# RECORDS TO PROCESS
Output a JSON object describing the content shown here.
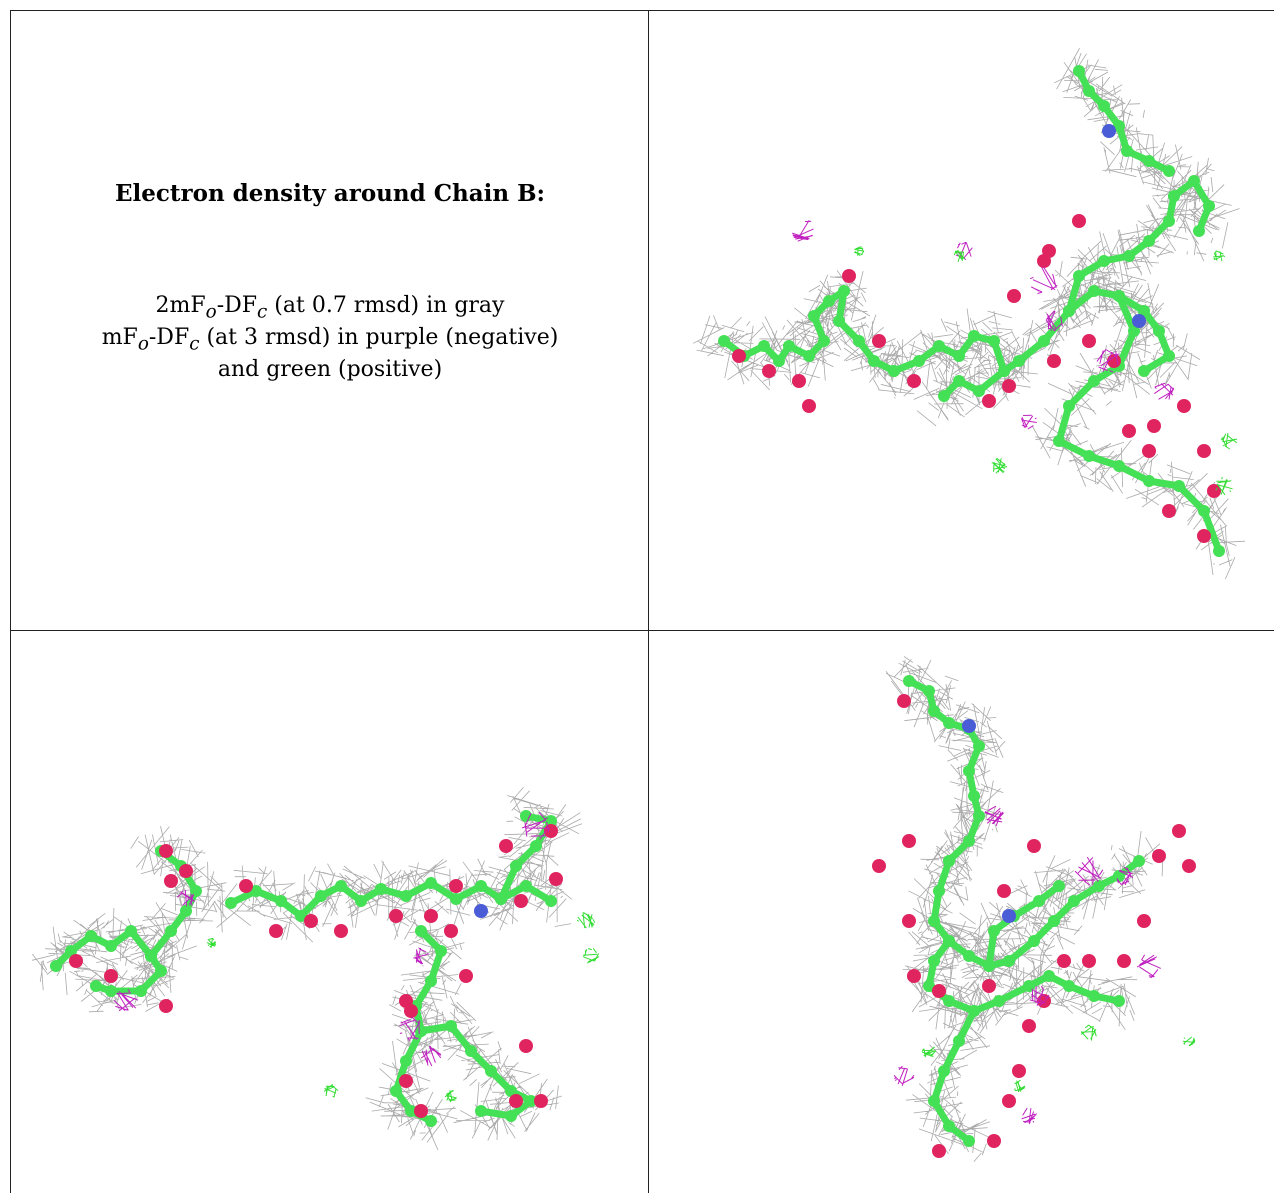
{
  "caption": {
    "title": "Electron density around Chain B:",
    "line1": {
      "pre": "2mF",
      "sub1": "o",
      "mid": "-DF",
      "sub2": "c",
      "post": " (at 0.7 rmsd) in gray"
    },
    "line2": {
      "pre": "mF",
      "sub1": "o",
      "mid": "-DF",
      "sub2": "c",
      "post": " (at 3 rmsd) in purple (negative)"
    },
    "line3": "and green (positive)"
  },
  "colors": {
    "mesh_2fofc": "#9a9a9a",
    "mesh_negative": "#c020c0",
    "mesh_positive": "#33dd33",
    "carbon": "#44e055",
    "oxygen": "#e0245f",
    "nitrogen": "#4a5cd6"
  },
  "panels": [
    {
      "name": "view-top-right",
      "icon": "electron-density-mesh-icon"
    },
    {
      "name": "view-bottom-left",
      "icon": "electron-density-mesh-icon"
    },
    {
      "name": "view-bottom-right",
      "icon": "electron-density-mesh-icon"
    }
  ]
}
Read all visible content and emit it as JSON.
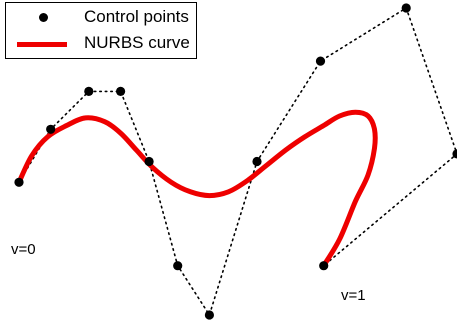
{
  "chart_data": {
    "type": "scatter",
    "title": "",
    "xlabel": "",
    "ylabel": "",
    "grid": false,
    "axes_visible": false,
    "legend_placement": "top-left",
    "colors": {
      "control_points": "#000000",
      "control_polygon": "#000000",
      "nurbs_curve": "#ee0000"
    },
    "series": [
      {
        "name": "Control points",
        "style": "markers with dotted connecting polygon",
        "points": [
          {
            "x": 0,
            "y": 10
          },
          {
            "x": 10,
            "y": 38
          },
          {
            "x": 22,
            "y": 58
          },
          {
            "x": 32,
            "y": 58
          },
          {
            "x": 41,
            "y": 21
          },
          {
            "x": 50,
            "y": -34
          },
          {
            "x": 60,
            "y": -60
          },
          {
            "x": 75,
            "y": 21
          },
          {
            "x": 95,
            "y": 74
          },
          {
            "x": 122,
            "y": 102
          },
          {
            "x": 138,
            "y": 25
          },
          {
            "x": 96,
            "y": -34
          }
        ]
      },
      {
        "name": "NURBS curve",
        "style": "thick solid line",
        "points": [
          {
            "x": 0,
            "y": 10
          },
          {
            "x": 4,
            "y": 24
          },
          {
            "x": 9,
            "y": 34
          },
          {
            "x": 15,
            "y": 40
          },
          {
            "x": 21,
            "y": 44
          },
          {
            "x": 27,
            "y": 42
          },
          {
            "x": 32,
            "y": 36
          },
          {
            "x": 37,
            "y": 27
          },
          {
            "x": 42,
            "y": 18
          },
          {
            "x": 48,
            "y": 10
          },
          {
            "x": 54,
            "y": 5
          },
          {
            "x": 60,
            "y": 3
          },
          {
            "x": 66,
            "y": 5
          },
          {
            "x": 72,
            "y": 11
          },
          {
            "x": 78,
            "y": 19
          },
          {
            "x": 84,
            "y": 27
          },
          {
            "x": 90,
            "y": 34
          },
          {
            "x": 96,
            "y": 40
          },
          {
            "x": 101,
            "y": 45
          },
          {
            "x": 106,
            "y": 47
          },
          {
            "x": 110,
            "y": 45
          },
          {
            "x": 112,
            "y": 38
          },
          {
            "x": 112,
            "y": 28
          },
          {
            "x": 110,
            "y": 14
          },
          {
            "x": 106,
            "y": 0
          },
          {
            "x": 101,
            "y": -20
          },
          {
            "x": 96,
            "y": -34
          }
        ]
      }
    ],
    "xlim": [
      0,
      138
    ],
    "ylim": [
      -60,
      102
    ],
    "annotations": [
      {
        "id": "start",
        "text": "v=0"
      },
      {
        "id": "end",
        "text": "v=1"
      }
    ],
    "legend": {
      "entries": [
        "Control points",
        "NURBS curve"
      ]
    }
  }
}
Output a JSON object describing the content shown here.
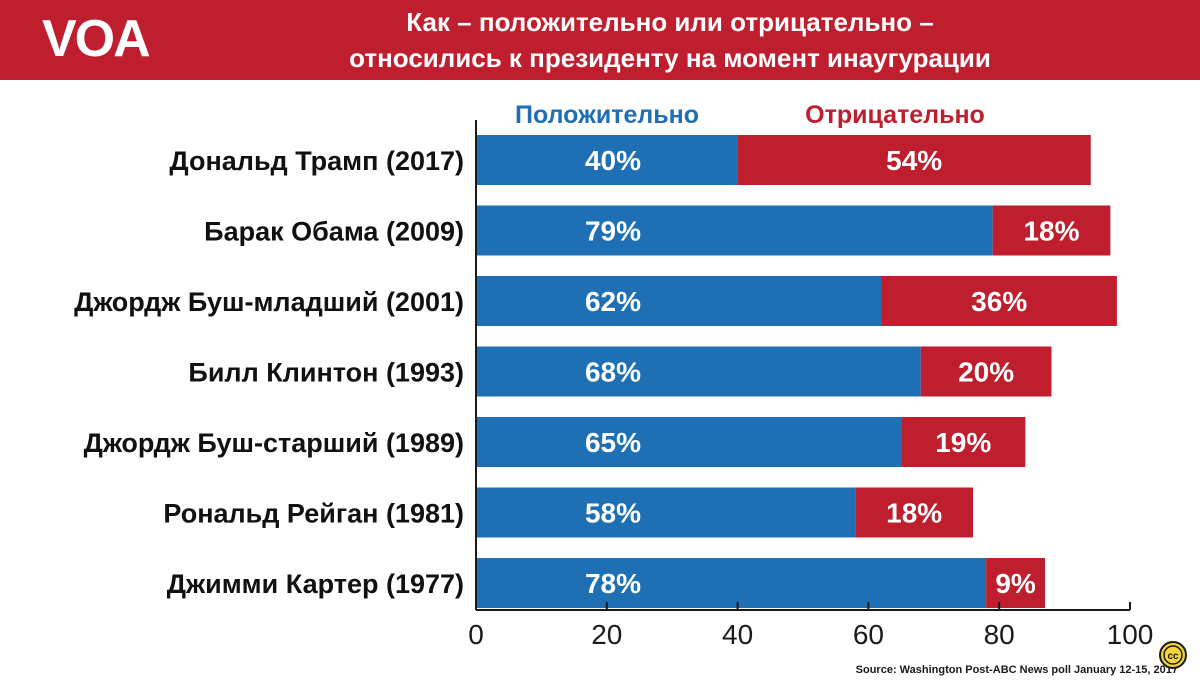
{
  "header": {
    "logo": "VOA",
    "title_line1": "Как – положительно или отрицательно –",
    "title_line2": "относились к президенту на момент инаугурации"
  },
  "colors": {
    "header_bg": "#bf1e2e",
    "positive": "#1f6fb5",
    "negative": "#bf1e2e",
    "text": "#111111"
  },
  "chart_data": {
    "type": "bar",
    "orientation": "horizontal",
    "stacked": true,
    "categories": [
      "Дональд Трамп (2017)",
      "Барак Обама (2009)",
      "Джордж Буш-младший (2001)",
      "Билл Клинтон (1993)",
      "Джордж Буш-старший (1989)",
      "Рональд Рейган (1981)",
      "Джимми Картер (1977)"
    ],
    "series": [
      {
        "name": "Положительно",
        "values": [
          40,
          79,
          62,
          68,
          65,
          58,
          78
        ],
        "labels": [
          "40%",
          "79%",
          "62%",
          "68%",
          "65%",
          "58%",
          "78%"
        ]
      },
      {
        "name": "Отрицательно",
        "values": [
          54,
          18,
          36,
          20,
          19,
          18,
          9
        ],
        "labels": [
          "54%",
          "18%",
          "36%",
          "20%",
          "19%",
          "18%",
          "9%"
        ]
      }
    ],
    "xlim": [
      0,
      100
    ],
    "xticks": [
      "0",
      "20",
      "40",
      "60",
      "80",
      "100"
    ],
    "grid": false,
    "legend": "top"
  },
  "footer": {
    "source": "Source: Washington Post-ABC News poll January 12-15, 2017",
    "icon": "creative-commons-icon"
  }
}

# EXERCISE
Reproduce the data verbatim. Do not carry any picture into the copy.

# EXERCISE RESPONSE
Output a JSON object describing the content shown here.
{
  "caption": {
    "title": "Electron density around Chain B:",
    "line1": {
      "pre": "2mF",
      "sub1": "o",
      "mid": "-DF",
      "sub2": "c",
      "post": " (at 0.7 rmsd) in gray"
    },
    "line2": {
      "pre": "mF",
      "sub1": "o",
      "mid": "-DF",
      "sub2": "c",
      "post": " (at 3 rmsd) in purple (negative)"
    },
    "line3": "and green (positive)"
  },
  "colors": {
    "mesh_2fofc": "#9a9a9a",
    "mesh_negative": "#c020c0",
    "mesh_positive": "#33dd33",
    "carbon": "#44e055",
    "oxygen": "#e0245f",
    "nitrogen": "#4a5cd6"
  },
  "panels": [
    {
      "name": "view-top-right",
      "icon": "electron-density-mesh-icon"
    },
    {
      "name": "view-bottom-left",
      "icon": "electron-density-mesh-icon"
    },
    {
      "name": "view-bottom-right",
      "icon": "electron-density-mesh-icon"
    }
  ]
}
Read all visible content and emit it as JSON.
{
  "chart_data": {
    "type": "scatter",
    "title": "",
    "xlabel": "",
    "ylabel": "",
    "grid": false,
    "axes_visible": false,
    "legend_placement": "top-left",
    "colors": {
      "control_points": "#000000",
      "control_polygon": "#000000",
      "nurbs_curve": "#ee0000"
    },
    "series": [
      {
        "name": "Control points",
        "style": "markers with dotted connecting polygon",
        "points": [
          {
            "x": 0,
            "y": 10
          },
          {
            "x": 10,
            "y": 38
          },
          {
            "x": 22,
            "y": 58
          },
          {
            "x": 32,
            "y": 58
          },
          {
            "x": 41,
            "y": 21
          },
          {
            "x": 50,
            "y": -34
          },
          {
            "x": 60,
            "y": -60
          },
          {
            "x": 75,
            "y": 21
          },
          {
            "x": 95,
            "y": 74
          },
          {
            "x": 122,
            "y": 102
          },
          {
            "x": 138,
            "y": 25
          },
          {
            "x": 96,
            "y": -34
          }
        ]
      },
      {
        "name": "NURBS curve",
        "style": "thick solid line",
        "points": [
          {
            "x": 0,
            "y": 10
          },
          {
            "x": 4,
            "y": 24
          },
          {
            "x": 9,
            "y": 34
          },
          {
            "x": 15,
            "y": 40
          },
          {
            "x": 21,
            "y": 44
          },
          {
            "x": 27,
            "y": 42
          },
          {
            "x": 32,
            "y": 36
          },
          {
            "x": 37,
            "y": 27
          },
          {
            "x": 42,
            "y": 18
          },
          {
            "x": 48,
            "y": 10
          },
          {
            "x": 54,
            "y": 5
          },
          {
            "x": 60,
            "y": 3
          },
          {
            "x": 66,
            "y": 5
          },
          {
            "x": 72,
            "y": 11
          },
          {
            "x": 78,
            "y": 19
          },
          {
            "x": 84,
            "y": 27
          },
          {
            "x": 90,
            "y": 34
          },
          {
            "x": 96,
            "y": 40
          },
          {
            "x": 101,
            "y": 45
          },
          {
            "x": 106,
            "y": 47
          },
          {
            "x": 110,
            "y": 45
          },
          {
            "x": 112,
            "y": 38
          },
          {
            "x": 112,
            "y": 28
          },
          {
            "x": 110,
            "y": 14
          },
          {
            "x": 106,
            "y": 0
          },
          {
            "x": 101,
            "y": -20
          },
          {
            "x": 96,
            "y": -34
          }
        ]
      }
    ],
    "xlim": [
      0,
      138
    ],
    "ylim": [
      -60,
      102
    ],
    "annotations": [
      {
        "id": "start",
        "text": "v=0"
      },
      {
        "id": "end",
        "text": "v=1"
      }
    ],
    "legend": {
      "entries": [
        "Control points",
        "NURBS curve"
      ]
    }
  }
}
Output a JSON object describing the content shown here.
{
  "header": {
    "logo": "VOA",
    "title_line1": "Как – положительно или отрицательно –",
    "title_line2": "относились к президенту на момент инаугурации"
  },
  "colors": {
    "header_bg": "#bf1e2e",
    "positive": "#1f6fb5",
    "negative": "#bf1e2e",
    "text": "#111111"
  },
  "chart_data": {
    "type": "bar",
    "orientation": "horizontal",
    "stacked": true,
    "categories": [
      "Дональд Трамп (2017)",
      "Барак Обама (2009)",
      "Джордж Буш-младший (2001)",
      "Билл Клинтон (1993)",
      "Джордж Буш-старший (1989)",
      "Рональд Рейган (1981)",
      "Джимми Картер (1977)"
    ],
    "series": [
      {
        "name": "Положительно",
        "values": [
          40,
          79,
          62,
          68,
          65,
          58,
          78
        ],
        "labels": [
          "40%",
          "79%",
          "62%",
          "68%",
          "65%",
          "58%",
          "78%"
        ]
      },
      {
        "name": "Отрицательно",
        "values": [
          54,
          18,
          36,
          20,
          19,
          18,
          9
        ],
        "labels": [
          "54%",
          "18%",
          "36%",
          "20%",
          "19%",
          "18%",
          "9%"
        ]
      }
    ],
    "xlim": [
      0,
      100
    ],
    "xticks": [
      "0",
      "20",
      "40",
      "60",
      "80",
      "100"
    ],
    "grid": false,
    "legend": "top"
  },
  "footer": {
    "source": "Source: Washington Post-ABC News poll January 12-15, 2017",
    "icon": "creative-commons-icon"
  }
}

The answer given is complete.